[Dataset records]
--- START ---
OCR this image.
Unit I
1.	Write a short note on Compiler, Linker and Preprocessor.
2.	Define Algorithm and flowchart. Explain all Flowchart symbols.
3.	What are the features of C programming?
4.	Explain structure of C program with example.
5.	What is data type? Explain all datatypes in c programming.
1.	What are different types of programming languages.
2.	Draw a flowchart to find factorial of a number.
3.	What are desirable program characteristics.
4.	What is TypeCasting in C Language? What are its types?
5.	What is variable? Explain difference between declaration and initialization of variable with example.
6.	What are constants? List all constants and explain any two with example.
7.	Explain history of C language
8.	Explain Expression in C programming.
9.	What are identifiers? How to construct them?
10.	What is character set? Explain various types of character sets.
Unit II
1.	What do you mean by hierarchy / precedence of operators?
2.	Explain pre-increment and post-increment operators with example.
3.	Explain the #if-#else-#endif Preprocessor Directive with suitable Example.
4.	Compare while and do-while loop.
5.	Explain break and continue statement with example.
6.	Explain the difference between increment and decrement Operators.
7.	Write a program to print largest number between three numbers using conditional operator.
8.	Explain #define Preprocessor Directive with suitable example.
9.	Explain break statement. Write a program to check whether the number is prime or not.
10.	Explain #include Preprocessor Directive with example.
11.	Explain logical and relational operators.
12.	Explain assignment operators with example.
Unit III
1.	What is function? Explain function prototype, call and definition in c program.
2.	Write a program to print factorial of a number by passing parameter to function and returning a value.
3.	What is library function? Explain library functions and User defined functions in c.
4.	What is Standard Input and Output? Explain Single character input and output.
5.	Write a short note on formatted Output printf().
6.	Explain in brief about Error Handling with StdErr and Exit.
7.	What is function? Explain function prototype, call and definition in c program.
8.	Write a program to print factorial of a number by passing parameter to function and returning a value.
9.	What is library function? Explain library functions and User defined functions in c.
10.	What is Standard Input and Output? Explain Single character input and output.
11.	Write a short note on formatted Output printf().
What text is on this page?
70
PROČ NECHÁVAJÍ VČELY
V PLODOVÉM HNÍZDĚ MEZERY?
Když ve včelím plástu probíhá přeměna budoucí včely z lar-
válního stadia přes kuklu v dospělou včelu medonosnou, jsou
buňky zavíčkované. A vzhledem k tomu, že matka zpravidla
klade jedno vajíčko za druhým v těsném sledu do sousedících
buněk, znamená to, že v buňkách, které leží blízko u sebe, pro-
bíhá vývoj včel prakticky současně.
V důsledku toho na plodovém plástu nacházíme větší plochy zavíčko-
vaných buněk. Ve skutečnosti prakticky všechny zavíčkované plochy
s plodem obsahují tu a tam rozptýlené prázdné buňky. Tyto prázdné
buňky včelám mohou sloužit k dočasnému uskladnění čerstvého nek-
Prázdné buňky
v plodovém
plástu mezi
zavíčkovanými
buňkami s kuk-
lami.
--- END ---
### GIVEN TASK:
Restate every record exactly, leaving nothing out.

### SOLUTION FOR THIS TASK:
OCR this image.
Unit I
1.	Write a short note on Compiler, Linker and Preprocessor.
2.	Define Algorithm and flowchart. Explain all Flowchart symbols.
3.	What are the features of C programming?
4.	Explain structure of C program with example.
5.	What is data type? Explain all datatypes in c programming.
1.	What are different types of programming languages.
2.	Draw a flowchart to find factorial of a number.
3.	What are desirable program characteristics.
4.	What is TypeCasting in C Language? What are its types?
5.	What is variable? Explain difference between declaration and initialization of variable with example.
6.	What are constants? List all constants and explain any two with example.
7.	Explain history of C language
8.	Explain Expression in C programming.
9.	What are identifiers? How to construct them?
10.	What is character set? Explain various types of character sets.
Unit II
1.	What do you mean by hierarchy / precedence of operators?
2.	Explain pre-increment and post-increment operators with example.
3.	Explain the #if-#else-#endif Preprocessor Directive with suitable Example.
4.	Compare while and do-while loop.
5.	Explain break and continue statement with example.
6.	Explain the difference between increment and decrement Operators.
7.	Write a program to print largest number between three numbers using conditional operator.
8.	Explain #define Preprocessor Directive with suitable example.
9.	Explain break statement. Write a program to check whether the number is prime or not.
10.	Explain #include Preprocessor Directive with example.
11.	Explain logical and relational operators.
12.	Explain assignment operators with example.
Unit III
1.	What is function? Explain function prototype, call and definition in c program.
2.	Write a program to print factorial of a number by passing parameter to function and returning a value.
3.	What is library function? Explain library functions and User defined functions in c.
4.	What is Standard Input and Output? Explain Single character input and output.
5.	Write a short note on formatted Output printf().
6.	Explain in brief about Error Handling with StdErr and Exit.
7.	What is function? Explain function prototype, call and definition in c program.
8.	Write a program to print factorial of a number by passing parameter to function and returning a value.
9.	What is library function? Explain library functions and User defined functions in c.
10.	What is Standard Input and Output? Explain Single character input and output.
11.	Write a short note on formatted Output printf().
What text is on this page?
70
PROČ NECHÁVAJÍ VČELY
V PLODOVÉM HNÍZDĚ MEZERY?
Když ve včelím plástu probíhá přeměna budoucí včely z lar-
válního stadia přes kuklu v dospělou včelu medonosnou, jsou
buňky zavíčkované. A vzhledem k tomu, že matka zpravidla
klade jedno vajíčko za druhým v těsném sledu do sousedících
buněk, znamená to, že v buňkách, které leží blízko u sebe, pro-
bíhá vývoj včel prakticky současně.
V důsledku toho na plodovém plástu nacházíme větší plochy zavíčko-
vaných buněk. Ve skutečnosti prakticky všechny zavíčkované plochy
s plodem obsahují tu a tam rozptýlené prázdné buňky. Tyto prázdné
buňky včelám mohou sloužit k dočasnému uskladnění čerstvého nek-
Prázdné buňky
v plodovém
plástu mezi
zavíčkovanými
buňkami s kuk-
lami.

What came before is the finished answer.